▶ Supplied records:
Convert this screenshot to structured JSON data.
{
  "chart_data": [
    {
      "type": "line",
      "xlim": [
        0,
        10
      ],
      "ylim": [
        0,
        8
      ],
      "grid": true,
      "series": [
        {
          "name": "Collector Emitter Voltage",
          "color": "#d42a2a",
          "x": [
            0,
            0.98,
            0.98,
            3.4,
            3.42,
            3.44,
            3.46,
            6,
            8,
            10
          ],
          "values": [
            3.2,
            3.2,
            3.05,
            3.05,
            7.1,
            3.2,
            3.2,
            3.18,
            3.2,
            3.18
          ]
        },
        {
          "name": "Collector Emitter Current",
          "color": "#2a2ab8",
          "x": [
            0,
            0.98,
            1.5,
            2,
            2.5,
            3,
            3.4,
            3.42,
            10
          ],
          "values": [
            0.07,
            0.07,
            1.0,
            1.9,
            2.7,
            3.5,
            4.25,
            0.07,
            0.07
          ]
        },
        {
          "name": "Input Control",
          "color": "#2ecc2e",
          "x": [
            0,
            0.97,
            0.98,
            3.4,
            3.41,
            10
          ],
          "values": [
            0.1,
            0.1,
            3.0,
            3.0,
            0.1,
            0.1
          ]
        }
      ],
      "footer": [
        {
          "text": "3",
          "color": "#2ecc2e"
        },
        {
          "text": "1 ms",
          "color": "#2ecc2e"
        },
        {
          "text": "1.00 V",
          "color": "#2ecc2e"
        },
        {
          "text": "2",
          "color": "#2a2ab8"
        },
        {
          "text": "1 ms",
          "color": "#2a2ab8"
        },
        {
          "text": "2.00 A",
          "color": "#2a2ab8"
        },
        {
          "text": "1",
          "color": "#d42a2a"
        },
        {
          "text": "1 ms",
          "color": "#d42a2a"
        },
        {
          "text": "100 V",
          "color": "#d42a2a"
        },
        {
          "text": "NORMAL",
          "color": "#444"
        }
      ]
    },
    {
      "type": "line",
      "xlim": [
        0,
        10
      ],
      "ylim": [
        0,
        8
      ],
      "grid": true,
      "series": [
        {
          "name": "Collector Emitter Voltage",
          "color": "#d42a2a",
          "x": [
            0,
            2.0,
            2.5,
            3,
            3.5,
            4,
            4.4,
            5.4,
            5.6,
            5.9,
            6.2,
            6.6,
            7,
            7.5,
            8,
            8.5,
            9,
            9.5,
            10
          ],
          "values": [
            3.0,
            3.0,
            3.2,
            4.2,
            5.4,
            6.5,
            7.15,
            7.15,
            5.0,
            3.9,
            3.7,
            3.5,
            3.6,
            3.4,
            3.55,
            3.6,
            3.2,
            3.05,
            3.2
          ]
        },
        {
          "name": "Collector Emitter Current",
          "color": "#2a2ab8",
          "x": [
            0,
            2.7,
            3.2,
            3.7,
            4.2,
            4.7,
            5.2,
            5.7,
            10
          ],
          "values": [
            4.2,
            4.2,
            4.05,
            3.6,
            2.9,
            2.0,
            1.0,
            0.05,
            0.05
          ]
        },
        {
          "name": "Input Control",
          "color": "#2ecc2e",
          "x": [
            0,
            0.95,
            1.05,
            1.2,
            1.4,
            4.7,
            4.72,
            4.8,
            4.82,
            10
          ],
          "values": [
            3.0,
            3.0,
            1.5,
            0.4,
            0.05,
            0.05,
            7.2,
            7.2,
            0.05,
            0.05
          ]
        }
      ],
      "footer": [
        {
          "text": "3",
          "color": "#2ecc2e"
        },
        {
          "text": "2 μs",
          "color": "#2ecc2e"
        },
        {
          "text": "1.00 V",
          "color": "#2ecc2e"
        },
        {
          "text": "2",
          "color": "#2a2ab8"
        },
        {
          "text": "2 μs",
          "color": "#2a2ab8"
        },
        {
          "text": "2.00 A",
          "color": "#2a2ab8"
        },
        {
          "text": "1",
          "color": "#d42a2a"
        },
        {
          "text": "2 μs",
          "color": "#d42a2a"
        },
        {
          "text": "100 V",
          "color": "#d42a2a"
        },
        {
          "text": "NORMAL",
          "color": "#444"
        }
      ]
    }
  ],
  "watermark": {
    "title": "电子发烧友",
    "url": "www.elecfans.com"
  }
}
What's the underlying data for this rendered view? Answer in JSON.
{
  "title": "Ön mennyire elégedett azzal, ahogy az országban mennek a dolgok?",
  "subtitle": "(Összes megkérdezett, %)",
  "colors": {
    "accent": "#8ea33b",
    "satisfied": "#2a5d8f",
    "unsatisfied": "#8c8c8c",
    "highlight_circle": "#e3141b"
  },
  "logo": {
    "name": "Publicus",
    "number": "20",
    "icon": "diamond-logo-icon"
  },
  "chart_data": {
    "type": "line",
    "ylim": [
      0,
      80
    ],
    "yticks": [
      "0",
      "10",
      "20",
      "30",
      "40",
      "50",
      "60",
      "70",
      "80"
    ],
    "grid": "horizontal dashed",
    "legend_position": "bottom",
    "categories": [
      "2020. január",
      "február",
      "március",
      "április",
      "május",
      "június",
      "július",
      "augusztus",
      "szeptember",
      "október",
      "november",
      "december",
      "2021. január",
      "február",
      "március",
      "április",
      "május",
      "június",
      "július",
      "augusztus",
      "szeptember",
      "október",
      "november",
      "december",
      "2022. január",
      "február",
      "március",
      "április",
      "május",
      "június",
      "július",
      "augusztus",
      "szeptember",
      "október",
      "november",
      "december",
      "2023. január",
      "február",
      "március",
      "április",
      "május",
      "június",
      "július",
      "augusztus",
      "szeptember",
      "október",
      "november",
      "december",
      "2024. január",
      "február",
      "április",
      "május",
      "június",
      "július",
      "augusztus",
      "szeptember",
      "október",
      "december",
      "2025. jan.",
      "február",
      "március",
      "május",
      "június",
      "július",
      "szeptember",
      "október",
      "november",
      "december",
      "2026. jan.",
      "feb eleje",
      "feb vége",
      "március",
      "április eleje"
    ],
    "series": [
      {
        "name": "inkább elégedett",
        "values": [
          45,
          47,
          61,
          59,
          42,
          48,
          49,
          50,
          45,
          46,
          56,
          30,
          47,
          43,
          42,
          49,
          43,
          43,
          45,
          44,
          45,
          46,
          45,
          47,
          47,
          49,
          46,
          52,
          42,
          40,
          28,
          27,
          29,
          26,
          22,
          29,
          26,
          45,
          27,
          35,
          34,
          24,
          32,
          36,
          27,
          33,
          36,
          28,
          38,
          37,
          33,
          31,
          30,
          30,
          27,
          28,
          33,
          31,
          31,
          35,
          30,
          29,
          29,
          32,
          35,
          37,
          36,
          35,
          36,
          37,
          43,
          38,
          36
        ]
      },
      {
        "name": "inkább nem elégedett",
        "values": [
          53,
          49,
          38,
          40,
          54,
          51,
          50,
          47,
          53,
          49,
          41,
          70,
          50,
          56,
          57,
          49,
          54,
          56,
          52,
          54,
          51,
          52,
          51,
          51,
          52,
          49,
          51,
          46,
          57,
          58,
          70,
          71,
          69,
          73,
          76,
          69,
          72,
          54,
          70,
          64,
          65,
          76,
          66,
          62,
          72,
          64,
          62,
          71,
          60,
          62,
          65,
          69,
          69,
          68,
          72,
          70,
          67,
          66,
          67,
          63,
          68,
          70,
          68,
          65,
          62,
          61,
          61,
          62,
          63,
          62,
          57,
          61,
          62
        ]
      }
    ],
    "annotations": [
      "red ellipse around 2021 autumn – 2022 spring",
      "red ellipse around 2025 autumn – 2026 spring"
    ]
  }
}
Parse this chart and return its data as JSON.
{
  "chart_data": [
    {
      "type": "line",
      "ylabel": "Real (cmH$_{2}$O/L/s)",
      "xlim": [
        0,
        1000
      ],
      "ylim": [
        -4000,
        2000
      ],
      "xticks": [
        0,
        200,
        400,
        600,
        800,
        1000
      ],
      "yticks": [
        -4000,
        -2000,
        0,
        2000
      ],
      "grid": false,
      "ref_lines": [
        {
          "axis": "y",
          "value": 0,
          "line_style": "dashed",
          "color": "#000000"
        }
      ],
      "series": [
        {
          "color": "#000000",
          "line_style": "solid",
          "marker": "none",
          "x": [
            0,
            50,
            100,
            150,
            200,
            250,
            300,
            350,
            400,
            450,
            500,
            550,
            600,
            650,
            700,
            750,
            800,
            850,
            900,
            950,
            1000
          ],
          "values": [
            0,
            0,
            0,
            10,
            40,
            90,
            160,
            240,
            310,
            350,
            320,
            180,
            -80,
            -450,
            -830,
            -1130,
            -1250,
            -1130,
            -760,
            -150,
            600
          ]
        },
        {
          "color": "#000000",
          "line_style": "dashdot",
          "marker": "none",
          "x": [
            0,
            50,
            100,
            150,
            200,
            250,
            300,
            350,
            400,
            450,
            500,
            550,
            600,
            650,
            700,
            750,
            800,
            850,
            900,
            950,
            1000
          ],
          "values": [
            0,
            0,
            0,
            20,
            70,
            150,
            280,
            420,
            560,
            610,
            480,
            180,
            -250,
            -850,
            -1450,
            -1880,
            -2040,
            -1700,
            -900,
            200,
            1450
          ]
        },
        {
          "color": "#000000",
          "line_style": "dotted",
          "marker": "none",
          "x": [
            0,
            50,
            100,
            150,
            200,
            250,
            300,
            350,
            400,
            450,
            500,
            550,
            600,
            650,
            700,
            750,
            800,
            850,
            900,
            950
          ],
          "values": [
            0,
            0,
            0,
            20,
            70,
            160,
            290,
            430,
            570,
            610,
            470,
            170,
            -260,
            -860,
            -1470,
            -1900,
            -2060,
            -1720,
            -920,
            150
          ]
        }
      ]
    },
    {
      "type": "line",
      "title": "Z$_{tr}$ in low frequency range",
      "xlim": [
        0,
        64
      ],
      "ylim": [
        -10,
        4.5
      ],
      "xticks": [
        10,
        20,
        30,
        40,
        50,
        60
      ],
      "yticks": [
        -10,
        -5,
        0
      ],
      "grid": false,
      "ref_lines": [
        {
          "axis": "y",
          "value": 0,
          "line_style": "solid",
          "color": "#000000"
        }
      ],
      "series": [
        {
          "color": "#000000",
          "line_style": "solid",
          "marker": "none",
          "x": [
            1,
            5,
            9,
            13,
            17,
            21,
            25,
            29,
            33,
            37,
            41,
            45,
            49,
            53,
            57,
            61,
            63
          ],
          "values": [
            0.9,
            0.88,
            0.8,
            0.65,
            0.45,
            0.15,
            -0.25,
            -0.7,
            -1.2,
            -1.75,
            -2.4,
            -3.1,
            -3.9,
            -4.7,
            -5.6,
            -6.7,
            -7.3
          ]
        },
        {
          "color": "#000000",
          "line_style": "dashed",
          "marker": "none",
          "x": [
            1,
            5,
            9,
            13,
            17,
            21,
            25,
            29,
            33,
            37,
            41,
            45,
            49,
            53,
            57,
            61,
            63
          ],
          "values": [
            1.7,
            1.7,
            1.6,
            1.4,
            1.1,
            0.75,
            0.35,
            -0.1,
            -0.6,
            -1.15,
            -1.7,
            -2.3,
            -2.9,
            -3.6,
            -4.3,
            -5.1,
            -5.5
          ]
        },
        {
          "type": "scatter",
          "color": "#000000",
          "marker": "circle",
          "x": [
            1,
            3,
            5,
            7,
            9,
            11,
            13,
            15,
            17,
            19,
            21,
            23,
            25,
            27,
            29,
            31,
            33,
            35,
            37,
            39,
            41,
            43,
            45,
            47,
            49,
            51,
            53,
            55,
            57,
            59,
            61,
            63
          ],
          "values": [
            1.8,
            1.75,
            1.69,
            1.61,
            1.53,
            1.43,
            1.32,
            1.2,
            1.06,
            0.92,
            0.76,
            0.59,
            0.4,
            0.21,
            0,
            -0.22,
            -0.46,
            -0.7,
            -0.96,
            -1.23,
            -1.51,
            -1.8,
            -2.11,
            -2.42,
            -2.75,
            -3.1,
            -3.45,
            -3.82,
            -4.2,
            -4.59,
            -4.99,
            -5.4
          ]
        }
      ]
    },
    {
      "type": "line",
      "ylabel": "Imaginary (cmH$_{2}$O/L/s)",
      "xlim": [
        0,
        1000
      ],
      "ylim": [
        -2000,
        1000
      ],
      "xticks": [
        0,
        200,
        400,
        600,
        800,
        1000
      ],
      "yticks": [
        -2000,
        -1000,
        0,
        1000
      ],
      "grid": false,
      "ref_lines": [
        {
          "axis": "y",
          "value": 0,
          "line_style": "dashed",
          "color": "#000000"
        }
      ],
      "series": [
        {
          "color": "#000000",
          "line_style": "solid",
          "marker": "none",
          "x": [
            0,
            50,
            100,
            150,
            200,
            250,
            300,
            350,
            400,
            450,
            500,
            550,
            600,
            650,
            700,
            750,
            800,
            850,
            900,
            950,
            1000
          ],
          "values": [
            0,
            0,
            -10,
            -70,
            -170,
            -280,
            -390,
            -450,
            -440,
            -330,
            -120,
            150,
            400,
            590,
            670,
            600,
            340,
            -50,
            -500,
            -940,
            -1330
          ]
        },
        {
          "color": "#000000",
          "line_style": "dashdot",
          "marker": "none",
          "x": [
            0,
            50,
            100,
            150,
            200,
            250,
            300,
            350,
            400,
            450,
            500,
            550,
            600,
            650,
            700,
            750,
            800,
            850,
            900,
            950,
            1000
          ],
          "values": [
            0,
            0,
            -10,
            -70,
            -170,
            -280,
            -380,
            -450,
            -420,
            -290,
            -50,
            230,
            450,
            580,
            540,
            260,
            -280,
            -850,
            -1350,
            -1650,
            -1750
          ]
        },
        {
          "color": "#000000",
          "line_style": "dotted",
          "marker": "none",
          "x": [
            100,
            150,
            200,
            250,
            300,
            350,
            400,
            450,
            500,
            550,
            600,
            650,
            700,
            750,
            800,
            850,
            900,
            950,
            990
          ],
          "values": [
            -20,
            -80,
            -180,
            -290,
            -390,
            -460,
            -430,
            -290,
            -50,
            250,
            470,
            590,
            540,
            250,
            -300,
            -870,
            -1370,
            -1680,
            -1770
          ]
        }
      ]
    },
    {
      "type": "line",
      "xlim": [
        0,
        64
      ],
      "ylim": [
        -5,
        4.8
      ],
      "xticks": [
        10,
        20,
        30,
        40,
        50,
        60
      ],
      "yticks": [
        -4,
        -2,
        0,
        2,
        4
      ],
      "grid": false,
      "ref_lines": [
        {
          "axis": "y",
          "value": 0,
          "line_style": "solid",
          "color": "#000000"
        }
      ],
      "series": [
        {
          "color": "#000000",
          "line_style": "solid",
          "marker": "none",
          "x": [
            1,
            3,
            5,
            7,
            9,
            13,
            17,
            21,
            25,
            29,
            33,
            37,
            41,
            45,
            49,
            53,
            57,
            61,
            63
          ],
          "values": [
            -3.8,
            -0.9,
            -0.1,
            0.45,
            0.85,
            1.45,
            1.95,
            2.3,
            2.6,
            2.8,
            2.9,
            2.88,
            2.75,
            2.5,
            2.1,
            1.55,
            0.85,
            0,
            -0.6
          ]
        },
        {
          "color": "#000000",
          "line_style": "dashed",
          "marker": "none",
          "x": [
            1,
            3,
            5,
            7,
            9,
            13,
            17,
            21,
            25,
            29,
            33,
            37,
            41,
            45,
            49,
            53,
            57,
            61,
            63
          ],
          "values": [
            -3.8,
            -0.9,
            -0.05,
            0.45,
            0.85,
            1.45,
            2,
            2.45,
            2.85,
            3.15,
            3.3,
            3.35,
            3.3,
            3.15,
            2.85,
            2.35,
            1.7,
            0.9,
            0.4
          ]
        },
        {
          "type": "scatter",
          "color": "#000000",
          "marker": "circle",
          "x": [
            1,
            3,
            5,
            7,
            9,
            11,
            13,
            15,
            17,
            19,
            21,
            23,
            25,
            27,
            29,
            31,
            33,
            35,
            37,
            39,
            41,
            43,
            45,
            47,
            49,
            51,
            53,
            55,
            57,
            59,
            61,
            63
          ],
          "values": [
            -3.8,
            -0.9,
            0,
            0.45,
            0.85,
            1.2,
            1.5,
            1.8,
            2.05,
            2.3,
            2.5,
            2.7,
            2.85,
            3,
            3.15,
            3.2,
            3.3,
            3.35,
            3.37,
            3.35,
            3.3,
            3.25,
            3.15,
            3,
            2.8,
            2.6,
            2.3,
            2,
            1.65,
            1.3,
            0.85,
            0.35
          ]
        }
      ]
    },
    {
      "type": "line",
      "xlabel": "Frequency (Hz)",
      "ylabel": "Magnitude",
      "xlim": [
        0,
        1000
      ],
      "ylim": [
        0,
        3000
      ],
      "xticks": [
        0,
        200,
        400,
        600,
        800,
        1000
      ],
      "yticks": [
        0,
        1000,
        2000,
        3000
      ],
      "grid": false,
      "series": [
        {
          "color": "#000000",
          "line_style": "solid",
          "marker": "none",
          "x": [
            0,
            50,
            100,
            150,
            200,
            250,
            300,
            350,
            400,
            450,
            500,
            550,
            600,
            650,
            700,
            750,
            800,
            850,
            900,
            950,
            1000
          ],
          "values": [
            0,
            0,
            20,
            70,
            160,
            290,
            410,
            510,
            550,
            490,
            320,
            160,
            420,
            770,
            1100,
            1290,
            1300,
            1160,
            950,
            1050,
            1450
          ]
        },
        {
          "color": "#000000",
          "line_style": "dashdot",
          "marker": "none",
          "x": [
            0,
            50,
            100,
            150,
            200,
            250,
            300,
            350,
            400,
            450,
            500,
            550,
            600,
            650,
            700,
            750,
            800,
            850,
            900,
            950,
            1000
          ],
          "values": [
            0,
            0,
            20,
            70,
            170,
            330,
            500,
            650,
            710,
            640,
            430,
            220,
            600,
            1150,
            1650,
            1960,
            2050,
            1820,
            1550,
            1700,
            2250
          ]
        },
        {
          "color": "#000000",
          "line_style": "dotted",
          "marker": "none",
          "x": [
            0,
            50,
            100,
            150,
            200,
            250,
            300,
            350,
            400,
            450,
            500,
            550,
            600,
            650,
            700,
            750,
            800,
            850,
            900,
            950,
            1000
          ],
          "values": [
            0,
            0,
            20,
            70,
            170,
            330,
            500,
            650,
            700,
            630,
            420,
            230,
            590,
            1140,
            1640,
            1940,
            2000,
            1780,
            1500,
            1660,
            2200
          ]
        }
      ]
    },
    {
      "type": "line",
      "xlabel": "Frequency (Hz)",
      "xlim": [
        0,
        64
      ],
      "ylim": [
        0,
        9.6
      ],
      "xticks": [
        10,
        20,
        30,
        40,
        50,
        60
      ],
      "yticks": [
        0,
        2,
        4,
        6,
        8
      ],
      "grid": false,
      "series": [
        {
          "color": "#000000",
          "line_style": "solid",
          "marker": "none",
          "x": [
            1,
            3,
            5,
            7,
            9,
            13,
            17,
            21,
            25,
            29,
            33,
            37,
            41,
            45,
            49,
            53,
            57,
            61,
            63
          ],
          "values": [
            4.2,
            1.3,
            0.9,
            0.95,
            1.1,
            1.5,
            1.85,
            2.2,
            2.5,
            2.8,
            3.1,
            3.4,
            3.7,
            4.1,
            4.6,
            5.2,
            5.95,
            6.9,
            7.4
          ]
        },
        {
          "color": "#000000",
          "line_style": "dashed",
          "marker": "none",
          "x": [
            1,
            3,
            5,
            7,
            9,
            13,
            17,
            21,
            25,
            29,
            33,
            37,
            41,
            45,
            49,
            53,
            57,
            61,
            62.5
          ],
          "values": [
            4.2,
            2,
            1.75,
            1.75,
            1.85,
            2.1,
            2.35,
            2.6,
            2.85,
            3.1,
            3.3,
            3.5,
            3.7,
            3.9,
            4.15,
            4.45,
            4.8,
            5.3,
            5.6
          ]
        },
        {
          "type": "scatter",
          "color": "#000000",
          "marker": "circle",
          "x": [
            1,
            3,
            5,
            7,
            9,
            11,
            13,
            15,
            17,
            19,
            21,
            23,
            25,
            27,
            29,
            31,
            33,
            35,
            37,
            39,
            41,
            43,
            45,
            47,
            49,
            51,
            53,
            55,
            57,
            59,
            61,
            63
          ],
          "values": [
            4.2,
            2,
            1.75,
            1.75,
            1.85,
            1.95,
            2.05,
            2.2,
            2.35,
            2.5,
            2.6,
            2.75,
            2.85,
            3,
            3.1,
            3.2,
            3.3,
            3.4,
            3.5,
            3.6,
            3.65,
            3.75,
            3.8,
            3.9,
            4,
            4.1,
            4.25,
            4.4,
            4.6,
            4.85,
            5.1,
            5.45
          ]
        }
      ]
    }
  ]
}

▶ Short exercise:
Return every line holding the word "JSON" from the records.

▶ Response to the exercise:
Convert this screenshot to structured JSON data.
What's the underlying data for this rendered view? Answer in JSON.
Parse this chart and return its data as JSON.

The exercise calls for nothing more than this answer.